SHORT PROBLEM → Write out the records word for word, with no pictures.

Data records:
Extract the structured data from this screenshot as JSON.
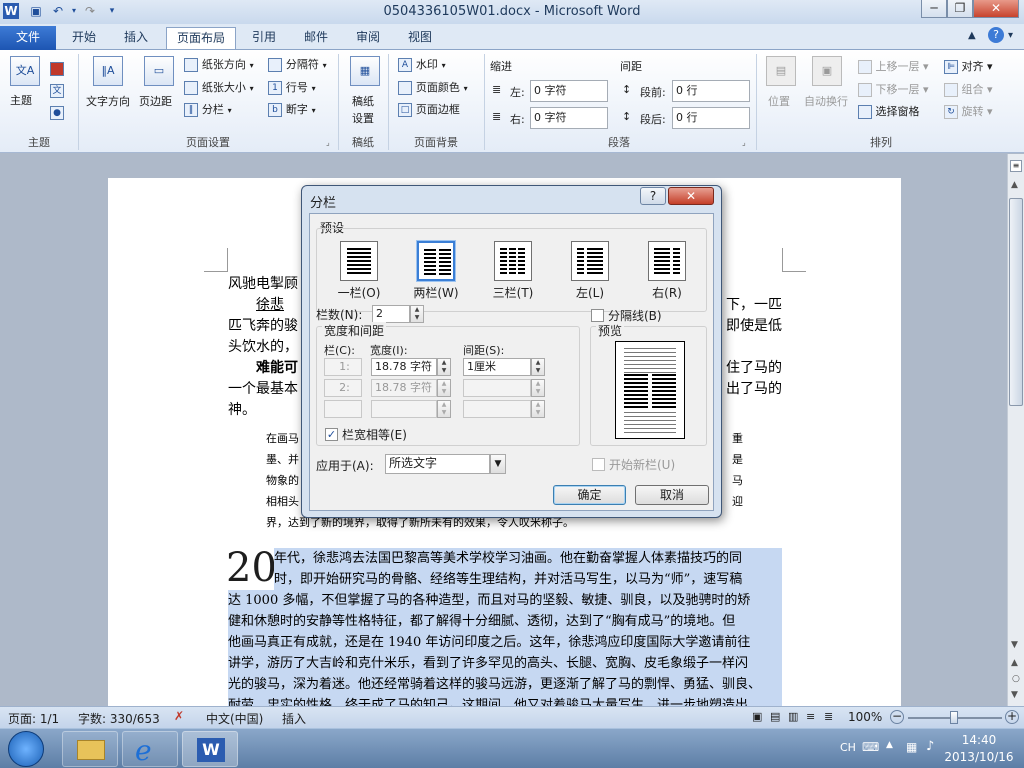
{
  "titlebar": {
    "title": "0504336105W01.docx - Microsoft Word",
    "app_icon": "W",
    "min": "─",
    "max": "❐",
    "close": "✕"
  },
  "tabs": [
    {
      "label": "文件"
    },
    {
      "label": "开始"
    },
    {
      "label": "插入"
    },
    {
      "label": "页面布局"
    },
    {
      "label": "引用"
    },
    {
      "label": "邮件"
    },
    {
      "label": "审阅"
    },
    {
      "label": "视图"
    }
  ],
  "ribbon": {
    "groups": {
      "theme": "主题",
      "pagesetup": "页面设置",
      "manuscript": "稿纸",
      "pagebg": "页面背景",
      "paragraph": "段落",
      "arrange": "排列"
    },
    "theme": {
      "themes": "主题"
    },
    "pagesetup": {
      "textdir": "文字方向",
      "margins": "页边距",
      "orientation": "纸张方向",
      "size": "纸张大小",
      "columns": "分栏",
      "breaks": "分隔符",
      "linenum": "行号",
      "hyphen": "断字"
    },
    "manuscript": {
      "setup1": "稿纸",
      "setup2": "设置"
    },
    "pagebg": {
      "watermark": "水印",
      "color": "页面颜色",
      "border": "页面边框"
    },
    "paragraph": {
      "indent": "缩进",
      "spacing": "间距",
      "left": "左:",
      "right": "右:",
      "before": "段前:",
      "after": "段后:",
      "left_val": "0 字符",
      "right_val": "0 字符",
      "before_val": "0 行",
      "after_val": "0 行"
    },
    "arrange": {
      "position": "位置",
      "wrap": "自动换行",
      "forward": "上移一层",
      "backward": "下移一层",
      "pane": "选择窗格",
      "align": "对齐",
      "group": "组合",
      "rotate": "旋转"
    }
  },
  "document": {
    "line1": "风驰电掣顾",
    "line2a": "徐悲",
    "line2b": "下，一匹",
    "line3a": "匹飞奔的骏",
    "line3b": "即使是低",
    "line4": "头饮水的，",
    "line5a": "难能可",
    "line5b": "住了马的",
    "line6a": "一个最基本",
    "line6b": "出了马的",
    "line7": "神。",
    "small": [
      "在画马",
      "重",
      "墨、并",
      "是",
      "物象的",
      "马",
      "相相头",
      "迎",
      "界，达到了新的境界，取得了新所未有的效果，令人叹米称子。"
    ],
    "dropcap": "20",
    "sel_lines": [
      "年代，徐悲鸿去法国巴黎高等美术学校学习油画。他在勤奋掌握人体素描技巧的同",
      "时，即开始研究马的骨骼、经络等生理结构，并对活马写生，以马为“师”，速写稿",
      "达 1000 多幅，不但掌握了马的各种造型，而且对马的坚毅、敏捷、驯良，以及驰骋时的矫",
      "健和休憩时的安静等性格特征，都了解得十分细腻、透彻，达到了“胸有成马”的境地。但",
      "他画马真正有成就，还是在 1940 年访问印度之后。这年，徐悲鸿应印度国际大学邀请前往",
      "讲学，游历了大吉岭和克什米乐，看到了许多罕见的高头、长腿、宽胸、皮毛象缎子一样闪",
      "光的骏马，深为着迷。他还经常骑着这样的骏马远游，更逐渐了解了马的剽悍、勇猛、驯良、",
      "耐劳、忠实的性格，终于成了马的知己。这期间，他又对着骏马大量写生，进一步地塑造出"
    ]
  },
  "dialog": {
    "title": "分栏",
    "help": "?",
    "close": "✕",
    "presets_label": "预设",
    "presets": [
      {
        "label": "一栏(O)"
      },
      {
        "label": "两栏(W)"
      },
      {
        "label": "三栏(T)"
      },
      {
        "label": "左(L)"
      },
      {
        "label": "右(R)"
      }
    ],
    "num_cols_label": "栏数(N):",
    "num_cols": "2",
    "line_between": "分隔线(B)",
    "width_spacing": "宽度和间距",
    "preview": "预览",
    "col_hdr": "栏(C):",
    "width_hdr": "宽度(I):",
    "spacing_hdr": "间距(S):",
    "rows": [
      {
        "col": "1:",
        "width": "18.78 字符",
        "spacing": "1厘米"
      },
      {
        "col": "2:",
        "width": "18.78 字符",
        "spacing": ""
      },
      {
        "col": "",
        "width": "",
        "spacing": ""
      }
    ],
    "equal_width": "栏宽相等(E)",
    "apply_to_label": "应用于(A):",
    "apply_to": "所选文字",
    "new_column": "开始新栏(U)",
    "ok": "确定",
    "cancel": "取消"
  },
  "statusbar": {
    "page": "页面: 1/1",
    "words": "字数: 330/653",
    "lang": "中文(中国)",
    "mode": "插入",
    "zoom": "100%"
  },
  "taskbar": {
    "lang": "CH",
    "time": "14:40",
    "date": "2013/10/16"
  }
}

FULL SOLUTION →
Extract the structured data from this screenshot as JSON.
{
  "titlebar": {
    "title": "0504336105W01.docx - Microsoft Word",
    "app_icon": "W",
    "min": "─",
    "max": "❐",
    "close": "✕"
  },
  "tabs": [
    {
      "label": "文件"
    },
    {
      "label": "开始"
    },
    {
      "label": "插入"
    },
    {
      "label": "页面布局"
    },
    {
      "label": "引用"
    },
    {
      "label": "邮件"
    },
    {
      "label": "审阅"
    },
    {
      "label": "视图"
    }
  ],
  "ribbon": {
    "groups": {
      "theme": "主题",
      "pagesetup": "页面设置",
      "manuscript": "稿纸",
      "pagebg": "页面背景",
      "paragraph": "段落",
      "arrange": "排列"
    },
    "theme": {
      "themes": "主题"
    },
    "pagesetup": {
      "textdir": "文字方向",
      "margins": "页边距",
      "orientation": "纸张方向",
      "size": "纸张大小",
      "columns": "分栏",
      "breaks": "分隔符",
      "linenum": "行号",
      "hyphen": "断字"
    },
    "manuscript": {
      "setup1": "稿纸",
      "setup2": "设置"
    },
    "pagebg": {
      "watermark": "水印",
      "color": "页面颜色",
      "border": "页面边框"
    },
    "paragraph": {
      "indent": "缩进",
      "spacing": "间距",
      "left": "左:",
      "right": "右:",
      "before": "段前:",
      "after": "段后:",
      "left_val": "0 字符",
      "right_val": "0 字符",
      "before_val": "0 行",
      "after_val": "0 行"
    },
    "arrange": {
      "position": "位置",
      "wrap": "自动换行",
      "forward": "上移一层",
      "backward": "下移一层",
      "pane": "选择窗格",
      "align": "对齐",
      "group": "组合",
      "rotate": "旋转"
    }
  },
  "document": {
    "line1": "风驰电掣顾",
    "line2a": "徐悲",
    "line2b": "下，一匹",
    "line3a": "匹飞奔的骏",
    "line3b": "即使是低",
    "line4": "头饮水的，",
    "line5a": "难能可",
    "line5b": "住了马的",
    "line6a": "一个最基本",
    "line6b": "出了马的",
    "line7": "神。",
    "small": [
      "在画马",
      "重",
      "墨、并",
      "是",
      "物象的",
      "马",
      "相相头",
      "迎",
      "界，达到了新的境界，取得了新所未有的效果，令人叹米称子。"
    ],
    "dropcap": "20",
    "sel_lines": [
      "年代，徐悲鸿去法国巴黎高等美术学校学习油画。他在勤奋掌握人体素描技巧的同",
      "时，即开始研究马的骨骼、经络等生理结构，并对活马写生，以马为“师”，速写稿",
      "达 1000 多幅，不但掌握了马的各种造型，而且对马的坚毅、敏捷、驯良，以及驰骋时的矫",
      "健和休憩时的安静等性格特征，都了解得十分细腻、透彻，达到了“胸有成马”的境地。但",
      "他画马真正有成就，还是在 1940 年访问印度之后。这年，徐悲鸿应印度国际大学邀请前往",
      "讲学，游历了大吉岭和克什米乐，看到了许多罕见的高头、长腿、宽胸、皮毛象缎子一样闪",
      "光的骏马，深为着迷。他还经常骑着这样的骏马远游，更逐渐了解了马的剽悍、勇猛、驯良、",
      "耐劳、忠实的性格，终于成了马的知己。这期间，他又对着骏马大量写生，进一步地塑造出"
    ]
  },
  "dialog": {
    "title": "分栏",
    "help": "?",
    "close": "✕",
    "presets_label": "预设",
    "presets": [
      {
        "label": "一栏(O)"
      },
      {
        "label": "两栏(W)"
      },
      {
        "label": "三栏(T)"
      },
      {
        "label": "左(L)"
      },
      {
        "label": "右(R)"
      }
    ],
    "num_cols_label": "栏数(N):",
    "num_cols": "2",
    "line_between": "分隔线(B)",
    "width_spacing": "宽度和间距",
    "preview": "预览",
    "col_hdr": "栏(C):",
    "width_hdr": "宽度(I):",
    "spacing_hdr": "间距(S):",
    "rows": [
      {
        "col": "1:",
        "width": "18.78 字符",
        "spacing": "1厘米"
      },
      {
        "col": "2:",
        "width": "18.78 字符",
        "spacing": ""
      },
      {
        "col": "",
        "width": "",
        "spacing": ""
      }
    ],
    "equal_width": "栏宽相等(E)",
    "apply_to_label": "应用于(A):",
    "apply_to": "所选文字",
    "new_column": "开始新栏(U)",
    "ok": "确定",
    "cancel": "取消"
  },
  "statusbar": {
    "page": "页面: 1/1",
    "words": "字数: 330/653",
    "lang": "中文(中国)",
    "mode": "插入",
    "zoom": "100%"
  },
  "taskbar": {
    "lang": "CH",
    "time": "14:40",
    "date": "2013/10/16"
  }
}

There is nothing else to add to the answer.